> [INSTRUCTIONS TO FOLLOW]:
Among the entries below, find the lines with "when" and copy them.

> [TASK INPUT]:

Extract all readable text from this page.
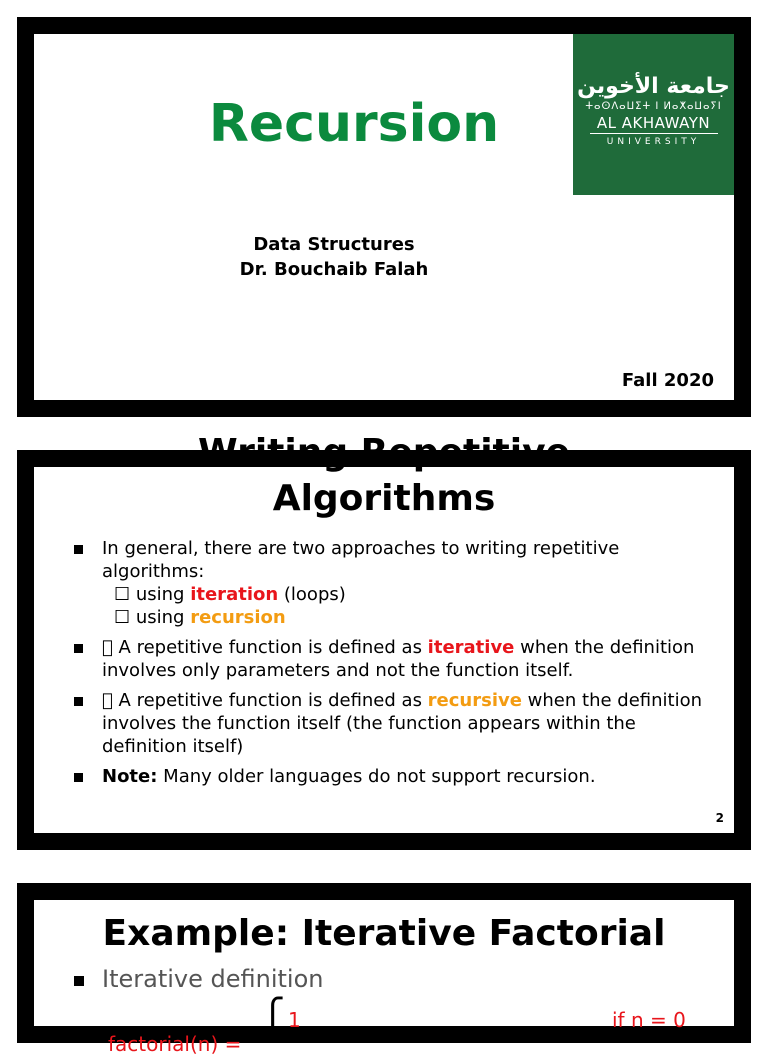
Recursion
جامعة الأخوين
ⵜⴰⵙⴷⴰⵡⵉⵜ ⵏ ⵍⴰⵅⴰⵡⴰⵢⵏ
AL AKHAWAYN
UNIVERSITY
Data Structures
Dr. Bouchaib Falah
Fall 2020
Writing Repetitive
Algorithms
In general, there are two approaches to writing repetitive algorithms:
☐ using iteration (loops)
☐ using recursion
￿ A repetitive function is defined as iterative when the definition involves only parameters and not the function itself.
￿ A repetitive function is defined as recursive when the definition involves the function itself (the function appears within the definition itself)
Note: Many older languages do not support recursion.
2
Example: Iterative Factorial
Iterative definition
1	if n = 0
factorial(n) =
⎧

> [RESPONSE TO THE EXERCISE]:
￿ A repetitive function is defined as iterative when the definition involves only parameters and not the function itself.
￿ A repetitive function is defined as recursive when the definition involves the function itself (the function appears within the definition itself)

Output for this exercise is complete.